**Exercise instructions**
Repeat each line of the material below exactly as it appears, minus any pictures.

═══ Supplied data

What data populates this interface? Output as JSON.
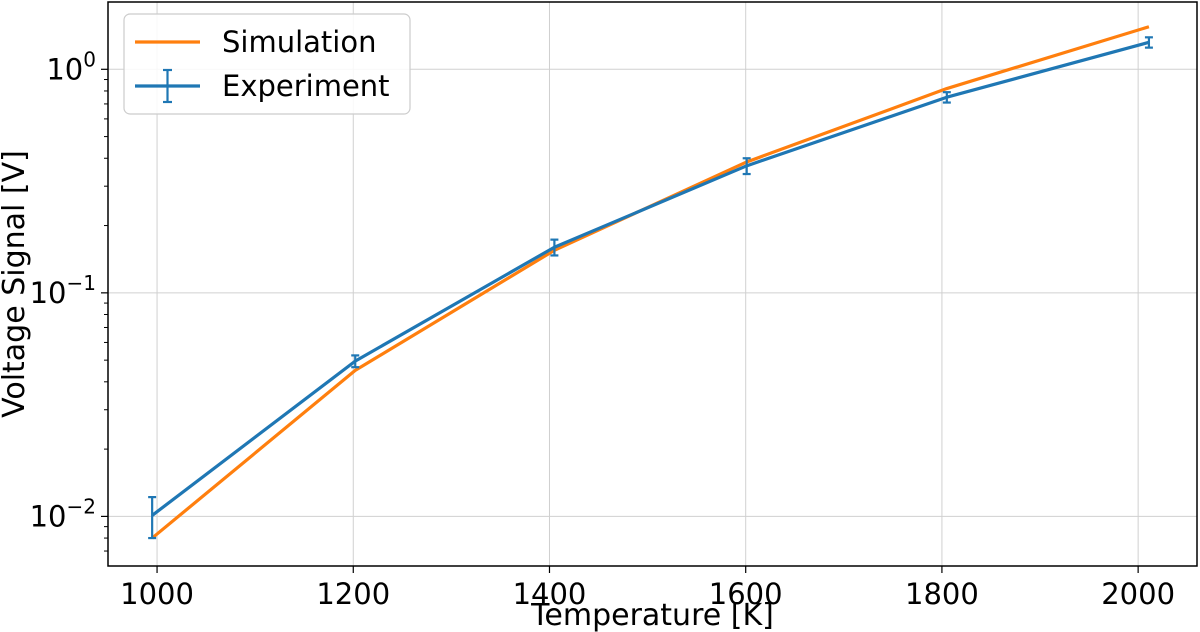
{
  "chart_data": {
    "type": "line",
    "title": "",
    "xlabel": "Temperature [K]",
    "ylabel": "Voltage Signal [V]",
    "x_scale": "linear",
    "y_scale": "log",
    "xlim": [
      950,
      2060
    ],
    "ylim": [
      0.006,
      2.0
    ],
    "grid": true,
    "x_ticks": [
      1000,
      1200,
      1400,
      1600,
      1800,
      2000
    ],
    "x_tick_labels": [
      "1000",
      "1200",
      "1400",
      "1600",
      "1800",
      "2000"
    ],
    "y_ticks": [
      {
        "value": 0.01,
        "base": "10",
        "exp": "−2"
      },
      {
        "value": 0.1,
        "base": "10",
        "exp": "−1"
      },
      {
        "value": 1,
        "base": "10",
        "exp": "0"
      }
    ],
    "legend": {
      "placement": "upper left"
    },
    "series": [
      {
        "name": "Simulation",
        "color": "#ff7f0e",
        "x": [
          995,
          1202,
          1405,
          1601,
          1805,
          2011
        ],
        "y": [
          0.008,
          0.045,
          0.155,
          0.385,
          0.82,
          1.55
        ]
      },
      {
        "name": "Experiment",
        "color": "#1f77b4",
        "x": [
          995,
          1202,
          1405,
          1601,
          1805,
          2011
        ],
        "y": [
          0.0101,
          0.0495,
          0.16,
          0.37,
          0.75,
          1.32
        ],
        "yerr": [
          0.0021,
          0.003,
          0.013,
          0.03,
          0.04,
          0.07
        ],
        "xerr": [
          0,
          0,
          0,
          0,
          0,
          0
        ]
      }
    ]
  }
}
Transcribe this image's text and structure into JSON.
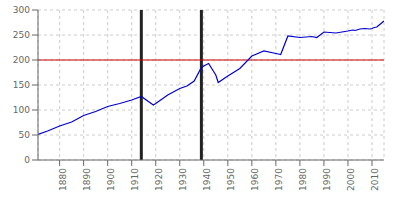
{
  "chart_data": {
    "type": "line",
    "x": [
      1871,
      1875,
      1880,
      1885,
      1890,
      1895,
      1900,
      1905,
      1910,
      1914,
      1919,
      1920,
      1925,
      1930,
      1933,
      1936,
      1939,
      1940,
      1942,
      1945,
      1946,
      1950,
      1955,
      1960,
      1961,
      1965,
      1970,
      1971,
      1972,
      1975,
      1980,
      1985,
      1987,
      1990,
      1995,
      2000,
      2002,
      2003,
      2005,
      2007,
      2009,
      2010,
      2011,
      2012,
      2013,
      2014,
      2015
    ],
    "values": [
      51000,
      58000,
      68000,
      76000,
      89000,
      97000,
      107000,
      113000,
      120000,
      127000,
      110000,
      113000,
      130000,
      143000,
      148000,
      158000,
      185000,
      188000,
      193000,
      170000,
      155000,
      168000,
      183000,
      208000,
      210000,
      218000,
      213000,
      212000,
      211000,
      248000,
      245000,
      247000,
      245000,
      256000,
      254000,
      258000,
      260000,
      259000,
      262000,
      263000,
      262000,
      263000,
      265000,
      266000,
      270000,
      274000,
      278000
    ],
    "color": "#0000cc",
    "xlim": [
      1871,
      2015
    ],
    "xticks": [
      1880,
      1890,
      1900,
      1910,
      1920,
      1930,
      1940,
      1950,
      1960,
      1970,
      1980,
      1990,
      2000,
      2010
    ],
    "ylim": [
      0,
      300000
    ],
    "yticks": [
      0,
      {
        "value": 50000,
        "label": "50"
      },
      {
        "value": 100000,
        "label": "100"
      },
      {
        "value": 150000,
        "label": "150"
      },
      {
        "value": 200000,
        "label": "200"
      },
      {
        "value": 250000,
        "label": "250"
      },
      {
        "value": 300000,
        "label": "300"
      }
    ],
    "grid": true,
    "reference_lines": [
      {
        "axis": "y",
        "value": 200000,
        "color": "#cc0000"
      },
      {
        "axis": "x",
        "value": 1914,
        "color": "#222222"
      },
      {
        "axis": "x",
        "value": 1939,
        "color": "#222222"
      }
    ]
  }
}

══════

**Correct result**
What data populates this interface? Output as JSON.
{
  "chart_data": {
    "type": "line",
    "title": "",
    "xlabel": "Temperature [K]",
    "ylabel": "Voltage Signal [V]",
    "x_scale": "linear",
    "y_scale": "log",
    "xlim": [
      950,
      2060
    ],
    "ylim": [
      0.006,
      2.0
    ],
    "grid": true,
    "x_ticks": [
      1000,
      1200,
      1400,
      1600,
      1800,
      2000
    ],
    "x_tick_labels": [
      "1000",
      "1200",
      "1400",
      "1600",
      "1800",
      "2000"
    ],
    "y_ticks": [
      {
        "value": 0.01,
        "base": "10",
        "exp": "−2"
      },
      {
        "value": 0.1,
        "base": "10",
        "exp": "−1"
      },
      {
        "value": 1,
        "base": "10",
        "exp": "0"
      }
    ],
    "legend": {
      "placement": "upper left"
    },
    "series": [
      {
        "name": "Simulation",
        "color": "#ff7f0e",
        "x": [
          995,
          1202,
          1405,
          1601,
          1805,
          2011
        ],
        "y": [
          0.008,
          0.045,
          0.155,
          0.385,
          0.82,
          1.55
        ]
      },
      {
        "name": "Experiment",
        "color": "#1f77b4",
        "x": [
          995,
          1202,
          1405,
          1601,
          1805,
          2011
        ],
        "y": [
          0.0101,
          0.0495,
          0.16,
          0.37,
          0.75,
          1.32
        ],
        "yerr": [
          0.0021,
          0.003,
          0.013,
          0.03,
          0.04,
          0.07
        ],
        "xerr": [
          0,
          0,
          0,
          0,
          0,
          0
        ]
      }
    ]
  }
}
Transcribe this image's text and structure into JSON.
{
  "chart_data": {
    "type": "line",
    "x": [
      1871,
      1875,
      1880,
      1885,
      1890,
      1895,
      1900,
      1905,
      1910,
      1914,
      1919,
      1920,
      1925,
      1930,
      1933,
      1936,
      1939,
      1940,
      1942,
      1945,
      1946,
      1950,
      1955,
      1960,
      1961,
      1965,
      1970,
      1971,
      1972,
      1975,
      1980,
      1985,
      1987,
      1990,
      1995,
      2000,
      2002,
      2003,
      2005,
      2007,
      2009,
      2010,
      2011,
      2012,
      2013,
      2014,
      2015
    ],
    "values": [
      51000,
      58000,
      68000,
      76000,
      89000,
      97000,
      107000,
      113000,
      120000,
      127000,
      110000,
      113000,
      130000,
      143000,
      148000,
      158000,
      185000,
      188000,
      193000,
      170000,
      155000,
      168000,
      183000,
      208000,
      210000,
      218000,
      213000,
      212000,
      211000,
      248000,
      245000,
      247000,
      245000,
      256000,
      254000,
      258000,
      260000,
      259000,
      262000,
      263000,
      262000,
      263000,
      265000,
      266000,
      270000,
      274000,
      278000
    ],
    "color": "#0000cc",
    "xlim": [
      1871,
      2015
    ],
    "xticks": [
      1880,
      1890,
      1900,
      1910,
      1920,
      1930,
      1940,
      1950,
      1960,
      1970,
      1980,
      1990,
      2000,
      2010
    ],
    "ylim": [
      0,
      300000
    ],
    "yticks": [
      0,
      {
        "value": 50000,
        "label": "50"
      },
      {
        "value": 100000,
        "label": "100"
      },
      {
        "value": 150000,
        "label": "150"
      },
      {
        "value": 200000,
        "label": "200"
      },
      {
        "value": 250000,
        "label": "250"
      },
      {
        "value": 300000,
        "label": "300"
      }
    ],
    "grid": true,
    "reference_lines": [
      {
        "axis": "y",
        "value": 200000,
        "color": "#cc0000"
      },
      {
        "axis": "x",
        "value": 1914,
        "color": "#222222"
      },
      {
        "axis": "x",
        "value": 1939,
        "color": "#222222"
      }
    ]
  }
}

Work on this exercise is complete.